Transcribe the listing exactly, leaving out every picture.

>> START DATA LINES

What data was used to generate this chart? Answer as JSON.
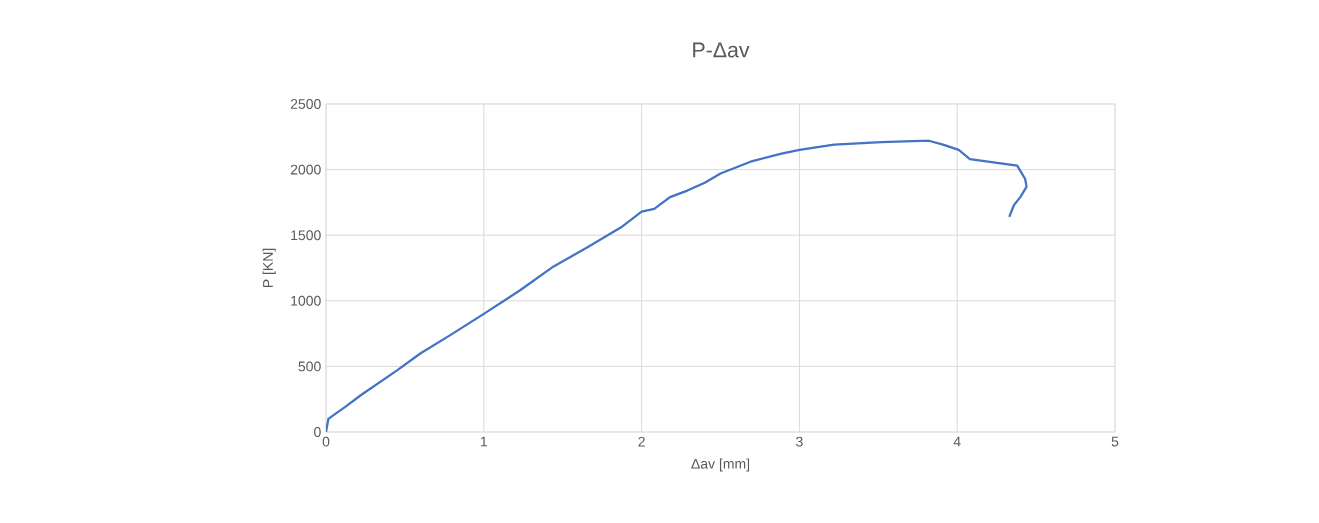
{
  "chart_data": {
    "type": "line",
    "title": "P-Δav",
    "xlabel": "Δav [mm]",
    "ylabel": "P [KN]",
    "series": [
      {
        "color": "#4472c4",
        "x": [
          0,
          0.015,
          0.05,
          0.12,
          0.22,
          0.45,
          0.6,
          0.79,
          1.0,
          1.23,
          1.44,
          1.66,
          1.87,
          2.0,
          2.08,
          2.18,
          2.29,
          2.4,
          2.5,
          2.69,
          2.88,
          3.0,
          3.22,
          3.52,
          3.82,
          3.91,
          4.01,
          4.08,
          4.38,
          4.43,
          4.44,
          4.4,
          4.36,
          4.33
        ],
        "values": [
          0,
          100,
          130,
          190,
          280,
          470,
          600,
          740,
          900,
          1080,
          1260,
          1410,
          1560,
          1680,
          1700,
          1790,
          1840,
          1900,
          1970,
          2060,
          2120,
          2150,
          2190,
          2210,
          2220,
          2190,
          2150,
          2080,
          2030,
          1930,
          1870,
          1790,
          1730,
          1640
        ]
      }
    ],
    "xlim": [
      0,
      5
    ],
    "ylim": [
      0,
      2500
    ],
    "xticks": [
      0,
      1,
      2,
      3,
      4,
      5
    ],
    "yticks": [
      0,
      500,
      1000,
      1500,
      2000,
      2500
    ],
    "grid": true,
    "marker": "none",
    "line_style": "solid"
  }
}
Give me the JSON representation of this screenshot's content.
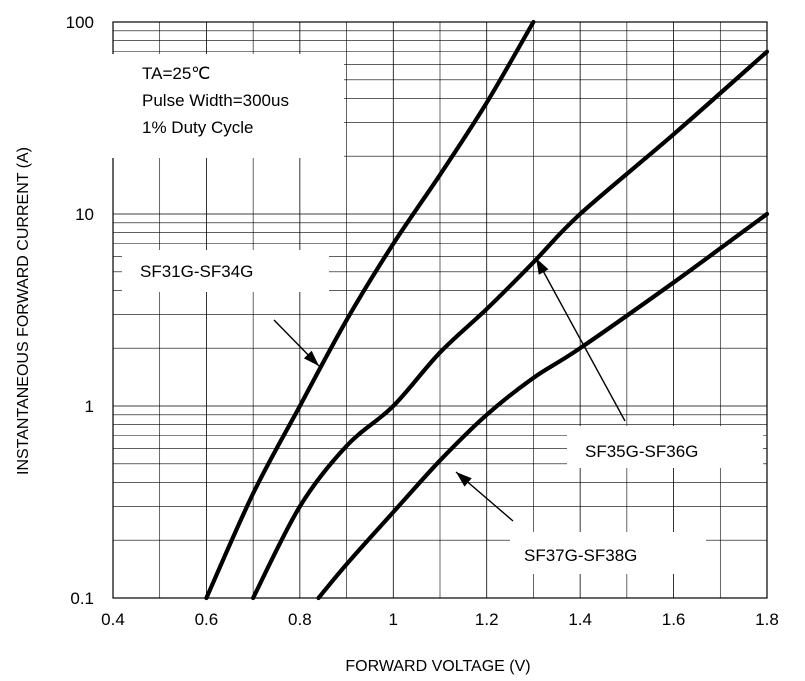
{
  "chart_data": {
    "type": "line",
    "title": "",
    "xlabel": "FORWARD VOLTAGE (V)",
    "ylabel": "INSTANTANEOUS FORWARD CURRENT (A)",
    "xlim": [
      0.4,
      1.8
    ],
    "ylim": [
      0.1,
      100
    ],
    "yscale": "log",
    "grid": true,
    "x_ticks": [
      "0.4",
      "0.6",
      "0.8",
      "1",
      "1.2",
      "1.4",
      "1.6",
      "1.8"
    ],
    "y_ticks": [
      "0.1",
      "1",
      "10",
      "100"
    ],
    "conditions": [
      "TA=25℃",
      "Pulse Width=300us",
      "1% Duty Cycle"
    ],
    "series": [
      {
        "name": "SF31G-SF34G",
        "points": [
          [
            0.6,
            0.1
          ],
          [
            0.7,
            0.35
          ],
          [
            0.8,
            1.0
          ],
          [
            0.9,
            2.8
          ],
          [
            1.0,
            7.0
          ],
          [
            1.1,
            16
          ],
          [
            1.2,
            38
          ],
          [
            1.3,
            100
          ]
        ]
      },
      {
        "name": "SF35G-SF36G",
        "points": [
          [
            0.7,
            0.1
          ],
          [
            0.8,
            0.3
          ],
          [
            0.9,
            0.62
          ],
          [
            1.0,
            1.0
          ],
          [
            1.1,
            1.9
          ],
          [
            1.2,
            3.2
          ],
          [
            1.3,
            5.6
          ],
          [
            1.4,
            10
          ],
          [
            1.6,
            26
          ],
          [
            1.8,
            70
          ]
        ]
      },
      {
        "name": "SF37G-SF38G",
        "points": [
          [
            0.84,
            0.1
          ],
          [
            0.9,
            0.15
          ],
          [
            1.0,
            0.28
          ],
          [
            1.1,
            0.52
          ],
          [
            1.2,
            0.9
          ],
          [
            1.3,
            1.4
          ],
          [
            1.4,
            2.0
          ],
          [
            1.6,
            4.4
          ],
          [
            1.8,
            10
          ]
        ]
      }
    ]
  }
}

>> END DATA LINES

» **EXERCISE RESPONSE**
What data was used to generate this chart? Answer as JSON.
{
  "chart_data": {
    "type": "line",
    "title": "P-Δav",
    "xlabel": "Δav [mm]",
    "ylabel": "P [KN]",
    "series": [
      {
        "color": "#4472c4",
        "x": [
          0,
          0.015,
          0.05,
          0.12,
          0.22,
          0.45,
          0.6,
          0.79,
          1.0,
          1.23,
          1.44,
          1.66,
          1.87,
          2.0,
          2.08,
          2.18,
          2.29,
          2.4,
          2.5,
          2.69,
          2.88,
          3.0,
          3.22,
          3.52,
          3.82,
          3.91,
          4.01,
          4.08,
          4.38,
          4.43,
          4.44,
          4.4,
          4.36,
          4.33
        ],
        "values": [
          0,
          100,
          130,
          190,
          280,
          470,
          600,
          740,
          900,
          1080,
          1260,
          1410,
          1560,
          1680,
          1700,
          1790,
          1840,
          1900,
          1970,
          2060,
          2120,
          2150,
          2190,
          2210,
          2220,
          2190,
          2150,
          2080,
          2030,
          1930,
          1870,
          1790,
          1730,
          1640
        ]
      }
    ],
    "xlim": [
      0,
      5
    ],
    "ylim": [
      0,
      2500
    ],
    "xticks": [
      0,
      1,
      2,
      3,
      4,
      5
    ],
    "yticks": [
      0,
      500,
      1000,
      1500,
      2000,
      2500
    ],
    "grid": true,
    "marker": "none",
    "line_style": "solid"
  }
}
Give me the JSON representation of this screenshot's content.
{
  "chart_data": {
    "type": "line",
    "title": "",
    "xlabel": "FORWARD VOLTAGE (V)",
    "ylabel": "INSTANTANEOUS FORWARD CURRENT (A)",
    "xlim": [
      0.4,
      1.8
    ],
    "ylim": [
      0.1,
      100
    ],
    "yscale": "log",
    "grid": true,
    "x_ticks": [
      "0.4",
      "0.6",
      "0.8",
      "1",
      "1.2",
      "1.4",
      "1.6",
      "1.8"
    ],
    "y_ticks": [
      "0.1",
      "1",
      "10",
      "100"
    ],
    "conditions": [
      "TA=25℃",
      "Pulse Width=300us",
      "1% Duty Cycle"
    ],
    "series": [
      {
        "name": "SF31G-SF34G",
        "points": [
          [
            0.6,
            0.1
          ],
          [
            0.7,
            0.35
          ],
          [
            0.8,
            1.0
          ],
          [
            0.9,
            2.8
          ],
          [
            1.0,
            7.0
          ],
          [
            1.1,
            16
          ],
          [
            1.2,
            38
          ],
          [
            1.3,
            100
          ]
        ]
      },
      {
        "name": "SF35G-SF36G",
        "points": [
          [
            0.7,
            0.1
          ],
          [
            0.8,
            0.3
          ],
          [
            0.9,
            0.62
          ],
          [
            1.0,
            1.0
          ],
          [
            1.1,
            1.9
          ],
          [
            1.2,
            3.2
          ],
          [
            1.3,
            5.6
          ],
          [
            1.4,
            10
          ],
          [
            1.6,
            26
          ],
          [
            1.8,
            70
          ]
        ]
      },
      {
        "name": "SF37G-SF38G",
        "points": [
          [
            0.84,
            0.1
          ],
          [
            0.9,
            0.15
          ],
          [
            1.0,
            0.28
          ],
          [
            1.1,
            0.52
          ],
          [
            1.2,
            0.9
          ],
          [
            1.3,
            1.4
          ],
          [
            1.4,
            2.0
          ],
          [
            1.6,
            4.4
          ],
          [
            1.8,
            10
          ]
        ]
      }
    ]
  }
}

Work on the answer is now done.